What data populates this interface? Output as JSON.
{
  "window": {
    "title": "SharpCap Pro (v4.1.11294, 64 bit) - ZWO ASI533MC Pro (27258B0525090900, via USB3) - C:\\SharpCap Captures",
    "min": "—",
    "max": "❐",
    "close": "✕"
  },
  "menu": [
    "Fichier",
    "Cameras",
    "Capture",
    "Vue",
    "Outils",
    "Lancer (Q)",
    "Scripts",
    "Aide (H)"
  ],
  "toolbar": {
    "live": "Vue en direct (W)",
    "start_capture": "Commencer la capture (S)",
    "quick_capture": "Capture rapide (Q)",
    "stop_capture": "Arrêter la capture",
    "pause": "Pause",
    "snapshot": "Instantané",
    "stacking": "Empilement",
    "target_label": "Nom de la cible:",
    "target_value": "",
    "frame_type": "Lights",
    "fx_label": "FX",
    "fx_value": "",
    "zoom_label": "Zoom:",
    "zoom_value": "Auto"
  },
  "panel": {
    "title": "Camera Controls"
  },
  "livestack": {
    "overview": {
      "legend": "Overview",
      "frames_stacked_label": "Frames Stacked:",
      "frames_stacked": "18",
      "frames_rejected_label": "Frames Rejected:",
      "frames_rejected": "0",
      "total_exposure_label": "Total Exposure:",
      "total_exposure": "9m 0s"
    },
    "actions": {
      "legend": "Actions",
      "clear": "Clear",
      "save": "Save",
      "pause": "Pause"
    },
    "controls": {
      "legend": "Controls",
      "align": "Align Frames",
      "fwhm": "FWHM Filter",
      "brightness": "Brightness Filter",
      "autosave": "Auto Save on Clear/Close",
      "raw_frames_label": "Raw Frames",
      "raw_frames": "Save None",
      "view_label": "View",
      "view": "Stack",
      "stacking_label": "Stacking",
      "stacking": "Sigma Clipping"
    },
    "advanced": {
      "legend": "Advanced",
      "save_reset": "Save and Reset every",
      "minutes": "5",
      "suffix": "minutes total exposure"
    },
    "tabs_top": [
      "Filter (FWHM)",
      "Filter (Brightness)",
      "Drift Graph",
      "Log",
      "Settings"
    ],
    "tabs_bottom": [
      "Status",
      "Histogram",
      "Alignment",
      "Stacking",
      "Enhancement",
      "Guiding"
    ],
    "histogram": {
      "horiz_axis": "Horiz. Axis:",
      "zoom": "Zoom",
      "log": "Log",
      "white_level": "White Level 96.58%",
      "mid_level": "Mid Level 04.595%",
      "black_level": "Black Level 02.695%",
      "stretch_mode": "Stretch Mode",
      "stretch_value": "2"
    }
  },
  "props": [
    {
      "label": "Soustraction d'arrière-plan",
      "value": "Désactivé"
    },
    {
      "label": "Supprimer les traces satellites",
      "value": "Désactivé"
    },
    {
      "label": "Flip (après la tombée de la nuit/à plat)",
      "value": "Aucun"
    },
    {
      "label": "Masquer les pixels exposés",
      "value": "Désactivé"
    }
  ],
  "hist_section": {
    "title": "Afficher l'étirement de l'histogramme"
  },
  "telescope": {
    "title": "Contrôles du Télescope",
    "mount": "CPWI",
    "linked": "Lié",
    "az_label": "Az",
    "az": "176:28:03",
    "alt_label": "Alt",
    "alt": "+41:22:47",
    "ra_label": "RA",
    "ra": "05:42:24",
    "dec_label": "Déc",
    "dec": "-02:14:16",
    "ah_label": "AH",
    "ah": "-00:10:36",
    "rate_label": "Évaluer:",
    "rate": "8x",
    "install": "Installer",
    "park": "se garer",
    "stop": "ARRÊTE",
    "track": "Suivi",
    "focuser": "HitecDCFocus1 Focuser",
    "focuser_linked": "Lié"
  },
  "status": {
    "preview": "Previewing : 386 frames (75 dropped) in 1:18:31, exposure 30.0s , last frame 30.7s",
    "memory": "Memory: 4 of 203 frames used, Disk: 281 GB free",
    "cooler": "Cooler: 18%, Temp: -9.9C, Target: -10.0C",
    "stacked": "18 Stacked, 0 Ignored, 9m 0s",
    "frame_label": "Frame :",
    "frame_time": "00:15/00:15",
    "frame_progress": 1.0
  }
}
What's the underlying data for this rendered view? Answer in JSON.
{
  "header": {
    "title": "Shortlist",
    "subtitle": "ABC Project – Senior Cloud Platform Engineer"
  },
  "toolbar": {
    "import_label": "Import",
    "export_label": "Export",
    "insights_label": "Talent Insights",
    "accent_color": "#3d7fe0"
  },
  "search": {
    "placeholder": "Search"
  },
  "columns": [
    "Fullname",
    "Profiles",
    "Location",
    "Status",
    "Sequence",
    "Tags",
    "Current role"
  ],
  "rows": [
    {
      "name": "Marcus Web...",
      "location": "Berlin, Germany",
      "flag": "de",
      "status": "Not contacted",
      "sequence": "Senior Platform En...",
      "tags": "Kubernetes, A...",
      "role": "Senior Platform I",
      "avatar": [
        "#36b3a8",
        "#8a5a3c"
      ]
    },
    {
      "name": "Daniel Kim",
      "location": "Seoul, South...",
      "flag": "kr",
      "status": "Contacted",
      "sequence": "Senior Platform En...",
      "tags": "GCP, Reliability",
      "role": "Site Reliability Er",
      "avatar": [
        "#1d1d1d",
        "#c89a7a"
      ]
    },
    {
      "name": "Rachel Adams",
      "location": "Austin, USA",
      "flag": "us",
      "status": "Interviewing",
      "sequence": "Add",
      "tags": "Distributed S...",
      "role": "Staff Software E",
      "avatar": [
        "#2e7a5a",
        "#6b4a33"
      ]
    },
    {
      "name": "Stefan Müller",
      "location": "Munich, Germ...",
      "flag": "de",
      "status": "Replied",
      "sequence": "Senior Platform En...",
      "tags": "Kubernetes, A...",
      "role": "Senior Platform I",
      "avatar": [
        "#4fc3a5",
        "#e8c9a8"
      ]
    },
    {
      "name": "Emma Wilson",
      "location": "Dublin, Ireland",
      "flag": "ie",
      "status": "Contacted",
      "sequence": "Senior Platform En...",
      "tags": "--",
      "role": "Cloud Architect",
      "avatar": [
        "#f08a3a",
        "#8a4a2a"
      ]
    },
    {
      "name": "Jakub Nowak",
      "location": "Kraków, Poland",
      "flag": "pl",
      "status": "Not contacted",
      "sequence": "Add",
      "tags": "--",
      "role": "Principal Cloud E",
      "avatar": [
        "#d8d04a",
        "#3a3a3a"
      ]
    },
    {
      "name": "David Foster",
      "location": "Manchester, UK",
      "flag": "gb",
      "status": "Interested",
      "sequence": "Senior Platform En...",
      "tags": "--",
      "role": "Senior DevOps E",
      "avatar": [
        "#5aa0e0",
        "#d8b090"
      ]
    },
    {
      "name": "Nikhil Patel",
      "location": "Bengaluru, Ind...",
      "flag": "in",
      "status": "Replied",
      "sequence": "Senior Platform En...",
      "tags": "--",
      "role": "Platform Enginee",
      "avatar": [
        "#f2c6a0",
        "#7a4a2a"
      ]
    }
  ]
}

....

■ **TASK STATEMENT**: Search the records for the string "Clear" and return every line in which it occurs.

■ **EXERCISE OUTPUT**:
      "clear": "Clear",
      "autosave": "Auto Save on Clear/Close",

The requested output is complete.